Start Given entries
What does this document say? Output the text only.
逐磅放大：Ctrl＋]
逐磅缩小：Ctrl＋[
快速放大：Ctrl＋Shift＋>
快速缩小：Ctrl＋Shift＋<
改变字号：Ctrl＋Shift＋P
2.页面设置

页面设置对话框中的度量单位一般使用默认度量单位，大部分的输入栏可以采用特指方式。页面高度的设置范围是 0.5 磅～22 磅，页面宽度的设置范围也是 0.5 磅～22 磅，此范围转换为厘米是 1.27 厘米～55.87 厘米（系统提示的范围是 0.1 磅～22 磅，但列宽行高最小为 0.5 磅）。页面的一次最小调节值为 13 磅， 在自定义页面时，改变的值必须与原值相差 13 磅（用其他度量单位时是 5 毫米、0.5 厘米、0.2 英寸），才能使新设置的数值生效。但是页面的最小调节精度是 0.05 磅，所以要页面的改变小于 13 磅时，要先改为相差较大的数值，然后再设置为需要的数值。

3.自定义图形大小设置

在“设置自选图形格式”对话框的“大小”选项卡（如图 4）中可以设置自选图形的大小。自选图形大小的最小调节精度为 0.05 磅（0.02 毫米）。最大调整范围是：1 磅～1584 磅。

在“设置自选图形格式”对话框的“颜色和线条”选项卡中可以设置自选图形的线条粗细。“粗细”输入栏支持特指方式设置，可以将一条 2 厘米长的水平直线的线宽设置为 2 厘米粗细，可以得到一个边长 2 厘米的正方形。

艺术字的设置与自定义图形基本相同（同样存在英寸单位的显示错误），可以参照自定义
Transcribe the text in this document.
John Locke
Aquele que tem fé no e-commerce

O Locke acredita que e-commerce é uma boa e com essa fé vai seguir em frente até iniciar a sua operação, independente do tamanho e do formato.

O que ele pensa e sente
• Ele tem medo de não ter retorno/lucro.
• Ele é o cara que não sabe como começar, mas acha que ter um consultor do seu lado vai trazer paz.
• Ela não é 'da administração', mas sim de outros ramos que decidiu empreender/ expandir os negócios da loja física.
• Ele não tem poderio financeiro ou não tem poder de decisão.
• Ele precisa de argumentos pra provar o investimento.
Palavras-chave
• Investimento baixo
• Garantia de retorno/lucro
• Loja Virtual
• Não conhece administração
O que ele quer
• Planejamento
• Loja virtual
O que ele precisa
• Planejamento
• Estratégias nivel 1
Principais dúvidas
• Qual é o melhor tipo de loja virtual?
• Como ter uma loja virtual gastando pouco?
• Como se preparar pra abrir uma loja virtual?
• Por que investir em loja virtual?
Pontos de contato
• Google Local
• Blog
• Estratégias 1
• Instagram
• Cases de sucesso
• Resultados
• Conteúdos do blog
End Given entries
- **To be done**
Find the line that contains "Transcribe the text in this document.". Repeat it and every line after it, exactly as written, up to and including the last line of the records above.

- **Task response**
Transcribe the text in this document.
John Locke
Aquele que tem fé no e-commerce

O Locke acredita que e-commerce é uma boa e com essa fé vai seguir em frente até iniciar a sua operação, independente do tamanho e do formato.

O que ele pensa e sente
• Ele tem medo de não ter retorno/lucro.
• Ele é o cara que não sabe como começar, mas acha que ter um consultor do seu lado vai trazer paz.
• Ela não é 'da administração', mas sim de outros ramos que decidiu empreender/ expandir os negócios da loja física.
• Ele não tem poderio financeiro ou não tem poder de decisão.
• Ele precisa de argumentos pra provar o investimento.
Palavras-chave
• Investimento baixo
• Garantia de retorno/lucro
• Loja Virtual
• Não conhece administração
O que ele quer
• Planejamento
• Loja virtual
O que ele precisa
• Planejamento
• Estratégias nivel 1
Principais dúvidas
• Qual é o melhor tipo de loja virtual?
• Como ter uma loja virtual gastando pouco?
• Como se preparar pra abrir uma loja virtual?
• Por que investir em loja virtual?
Pontos de contato
• Google Local
• Blog
• Estratégias 1
• Instagram
• Cases de sucesso
• Resultados
• Conteúdos do blog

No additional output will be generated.